> _Task_
Transcribe all the entries word for word, omitting any pictures they contain.

> _Extracted data entries_
━━━━━━
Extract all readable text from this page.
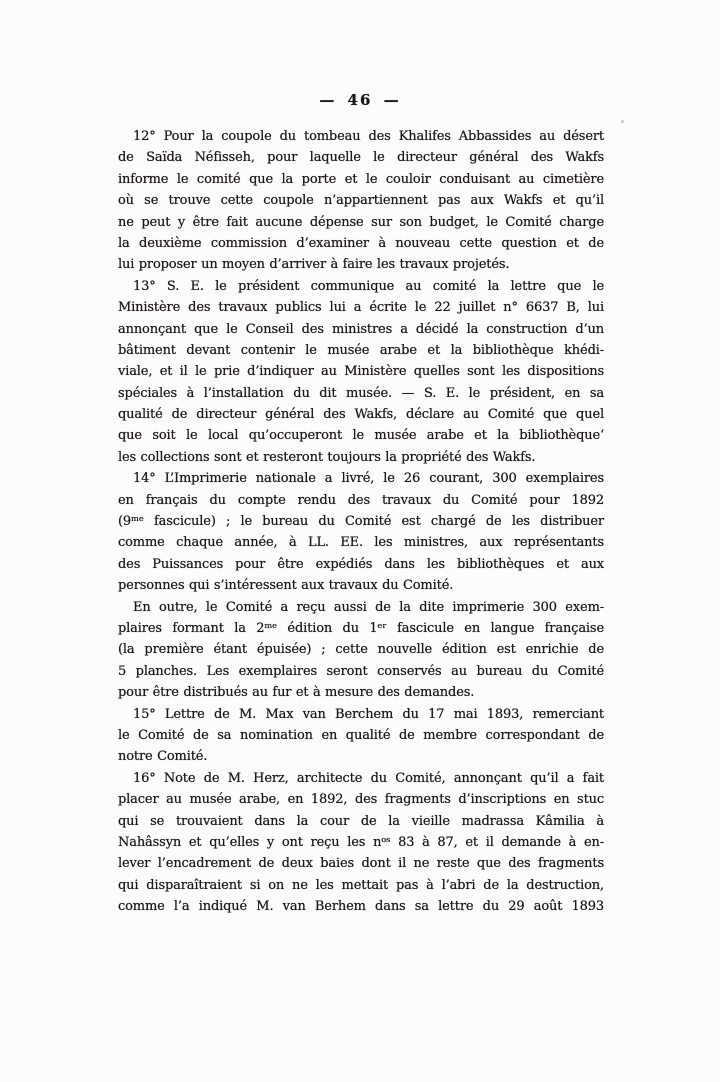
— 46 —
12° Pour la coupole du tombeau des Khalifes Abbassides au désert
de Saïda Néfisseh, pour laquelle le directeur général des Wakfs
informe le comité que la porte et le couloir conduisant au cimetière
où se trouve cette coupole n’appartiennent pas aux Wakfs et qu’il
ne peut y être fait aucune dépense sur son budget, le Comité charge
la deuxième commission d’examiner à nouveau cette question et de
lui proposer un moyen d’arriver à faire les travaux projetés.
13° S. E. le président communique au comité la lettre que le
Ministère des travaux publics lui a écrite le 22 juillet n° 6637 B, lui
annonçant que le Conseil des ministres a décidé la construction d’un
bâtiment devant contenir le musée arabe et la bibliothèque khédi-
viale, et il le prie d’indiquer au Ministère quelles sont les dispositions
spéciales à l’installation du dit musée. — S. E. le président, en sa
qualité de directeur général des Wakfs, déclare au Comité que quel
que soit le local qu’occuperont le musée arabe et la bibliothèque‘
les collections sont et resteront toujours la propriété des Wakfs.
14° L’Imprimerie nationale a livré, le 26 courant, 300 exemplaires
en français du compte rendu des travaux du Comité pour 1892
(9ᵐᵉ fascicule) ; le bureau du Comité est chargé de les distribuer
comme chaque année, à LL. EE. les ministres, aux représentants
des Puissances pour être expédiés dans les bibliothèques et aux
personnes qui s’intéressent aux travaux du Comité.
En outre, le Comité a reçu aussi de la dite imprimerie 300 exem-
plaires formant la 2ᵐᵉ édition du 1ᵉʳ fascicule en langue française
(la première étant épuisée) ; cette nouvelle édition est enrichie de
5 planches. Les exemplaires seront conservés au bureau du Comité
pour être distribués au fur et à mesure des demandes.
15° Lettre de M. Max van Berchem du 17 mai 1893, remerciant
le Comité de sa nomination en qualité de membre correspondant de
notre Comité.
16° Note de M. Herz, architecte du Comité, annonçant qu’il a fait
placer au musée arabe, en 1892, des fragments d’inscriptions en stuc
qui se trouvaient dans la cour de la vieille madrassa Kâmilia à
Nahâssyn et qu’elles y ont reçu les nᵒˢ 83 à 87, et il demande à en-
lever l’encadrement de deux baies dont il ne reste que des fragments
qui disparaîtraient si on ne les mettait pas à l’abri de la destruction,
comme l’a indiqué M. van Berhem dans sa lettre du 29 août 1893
━━━━━━
> _Answer to the task_
Extract all readable text from this page.
— 46 —
12° Pour la coupole du tombeau des Khalifes Abbassides au désert
de Saïda Néfisseh, pour laquelle le directeur général des Wakfs
informe le comité que la porte et le couloir conduisant au cimetière
où se trouve cette coupole n’appartiennent pas aux Wakfs et qu’il
ne peut y être fait aucune dépense sur son budget, le Comité charge
la deuxième commission d’examiner à nouveau cette question et de
lui proposer un moyen d’arriver à faire les travaux projetés.
13° S. E. le président communique au comité la lettre que le
Ministère des travaux publics lui a écrite le 22 juillet n° 6637 B, lui
annonçant que le Conseil des ministres a décidé la construction d’un
bâtiment devant contenir le musée arabe et la bibliothèque khédi-
viale, et il le prie d’indiquer au Ministère quelles sont les dispositions
spéciales à l’installation du dit musée. — S. E. le président, en sa
qualité de directeur général des Wakfs, déclare au Comité que quel
que soit le local qu’occuperont le musée arabe et la bibliothèque‘
les collections sont et resteront toujours la propriété des Wakfs.
14° L’Imprimerie nationale a livré, le 26 courant, 300 exemplaires
en français du compte rendu des travaux du Comité pour 1892
(9ᵐᵉ fascicule) ; le bureau du Comité est chargé de les distribuer
comme chaque année, à LL. EE. les ministres, aux représentants
des Puissances pour être expédiés dans les bibliothèques et aux
personnes qui s’intéressent aux travaux du Comité.
En outre, le Comité a reçu aussi de la dite imprimerie 300 exem-
plaires formant la 2ᵐᵉ édition du 1ᵉʳ fascicule en langue française
(la première étant épuisée) ; cette nouvelle édition est enrichie de
5 planches. Les exemplaires seront conservés au bureau du Comité
pour être distribués au fur et à mesure des demandes.
15° Lettre de M. Max van Berchem du 17 mai 1893, remerciant
le Comité de sa nomination en qualité de membre correspondant de
notre Comité.
16° Note de M. Herz, architecte du Comité, annonçant qu’il a fait
placer au musée arabe, en 1892, des fragments d’inscriptions en stuc
qui se trouvaient dans la cour de la vieille madrassa Kâmilia à
Nahâssyn et qu’elles y ont reçu les nᵒˢ 83 à 87, et il demande à en-
lever l’encadrement de deux baies dont il ne reste que des fragments
qui disparaîtraient si on ne les mettait pas à l’abri de la destruction,
comme l’a indiqué M. van Berhem dans sa lettre du 29 août 1893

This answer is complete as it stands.